**Task prompt**.
Retype all of the data. Every line must match exactly.

──────── Stored rows

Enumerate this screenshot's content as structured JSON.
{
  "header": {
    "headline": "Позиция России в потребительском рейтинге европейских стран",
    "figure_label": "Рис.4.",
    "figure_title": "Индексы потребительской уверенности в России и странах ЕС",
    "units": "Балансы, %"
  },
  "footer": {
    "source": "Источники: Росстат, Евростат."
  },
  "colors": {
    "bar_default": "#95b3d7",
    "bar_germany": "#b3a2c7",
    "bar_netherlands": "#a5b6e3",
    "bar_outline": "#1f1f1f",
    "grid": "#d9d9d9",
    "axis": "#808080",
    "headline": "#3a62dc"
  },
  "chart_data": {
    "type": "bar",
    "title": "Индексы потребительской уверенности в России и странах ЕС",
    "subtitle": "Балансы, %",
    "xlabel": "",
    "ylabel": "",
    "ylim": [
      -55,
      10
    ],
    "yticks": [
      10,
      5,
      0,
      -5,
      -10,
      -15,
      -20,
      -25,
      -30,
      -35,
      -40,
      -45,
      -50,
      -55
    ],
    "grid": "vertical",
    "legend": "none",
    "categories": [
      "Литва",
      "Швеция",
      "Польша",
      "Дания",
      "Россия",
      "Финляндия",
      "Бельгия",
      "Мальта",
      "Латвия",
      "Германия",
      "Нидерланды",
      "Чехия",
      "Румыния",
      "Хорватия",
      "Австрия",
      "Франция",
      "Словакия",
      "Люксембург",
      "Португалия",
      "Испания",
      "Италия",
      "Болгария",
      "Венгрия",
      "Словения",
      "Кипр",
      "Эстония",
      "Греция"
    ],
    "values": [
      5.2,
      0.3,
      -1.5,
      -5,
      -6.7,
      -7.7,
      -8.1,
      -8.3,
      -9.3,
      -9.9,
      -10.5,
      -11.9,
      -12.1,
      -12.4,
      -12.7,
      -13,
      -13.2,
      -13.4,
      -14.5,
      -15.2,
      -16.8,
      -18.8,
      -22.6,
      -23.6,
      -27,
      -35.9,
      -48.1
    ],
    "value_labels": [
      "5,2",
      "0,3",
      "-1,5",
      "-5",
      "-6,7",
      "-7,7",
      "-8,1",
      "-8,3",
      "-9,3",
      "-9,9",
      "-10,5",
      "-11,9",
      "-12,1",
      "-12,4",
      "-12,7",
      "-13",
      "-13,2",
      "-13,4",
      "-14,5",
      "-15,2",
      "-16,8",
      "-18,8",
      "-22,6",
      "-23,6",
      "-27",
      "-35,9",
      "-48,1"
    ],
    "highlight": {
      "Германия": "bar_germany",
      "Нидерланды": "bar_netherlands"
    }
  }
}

────────────────

**Expected answer**.
Enumerate this screenshot's content as structured JSON.
{
  "header": {
    "headline": "Позиция России в потребительском рейтинге европейских стран",
    "figure_label": "Рис.4.",
    "figure_title": "Индексы потребительской уверенности в России и странах ЕС",
    "units": "Балансы, %"
  },
  "footer": {
    "source": "Источники: Росстат, Евростат."
  },
  "colors": {
    "bar_default": "#95b3d7",
    "bar_germany": "#b3a2c7",
    "bar_netherlands": "#a5b6e3",
    "bar_outline": "#1f1f1f",
    "grid": "#d9d9d9",
    "axis": "#808080",
    "headline": "#3a62dc"
  },
  "chart_data": {
    "type": "bar",
    "title": "Индексы потребительской уверенности в России и странах ЕС",
    "subtitle": "Балансы, %",
    "xlabel": "",
    "ylabel": "",
    "ylim": [
      -55,
      10
    ],
    "yticks": [
      10,
      5,
      0,
      -5,
      -10,
      -15,
      -20,
      -25,
      -30,
      -35,
      -40,
      -45,
      -50,
      -55
    ],
    "grid": "vertical",
    "legend": "none",
    "categories": [
      "Литва",
      "Швеция",
      "Польша",
      "Дания",
      "Россия",
      "Финляндия",
      "Бельгия",
      "Мальта",
      "Латвия",
      "Германия",
      "Нидерланды",
      "Чехия",
      "Румыния",
      "Хорватия",
      "Австрия",
      "Франция",
      "Словакия",
      "Люксембург",
      "Португалия",
      "Испания",
      "Италия",
      "Болгария",
      "Венгрия",
      "Словения",
      "Кипр",
      "Эстония",
      "Греция"
    ],
    "values": [
      5.2,
      0.3,
      -1.5,
      -5,
      -6.7,
      -7.7,
      -8.1,
      -8.3,
      -9.3,
      -9.9,
      -10.5,
      -11.9,
      -12.1,
      -12.4,
      -12.7,
      -13,
      -13.2,
      -13.4,
      -14.5,
      -15.2,
      -16.8,
      -18.8,
      -22.6,
      -23.6,
      -27,
      -35.9,
      -48.1
    ],
    "value_labels": [
      "5,2",
      "0,3",
      "-1,5",
      "-5",
      "-6,7",
      "-7,7",
      "-8,1",
      "-8,3",
      "-9,3",
      "-9,9",
      "-10,5",
      "-11,9",
      "-12,1",
      "-12,4",
      "-12,7",
      "-13",
      "-13,2",
      "-13,4",
      "-14,5",
      "-15,2",
      "-16,8",
      "-18,8",
      "-22,6",
      "-23,6",
      "-27",
      "-35,9",
      "-48,1"
    ],
    "highlight": {
      "Германия": "bar_germany",
      "Нидерланды": "bar_netherlands"
    }
  }
}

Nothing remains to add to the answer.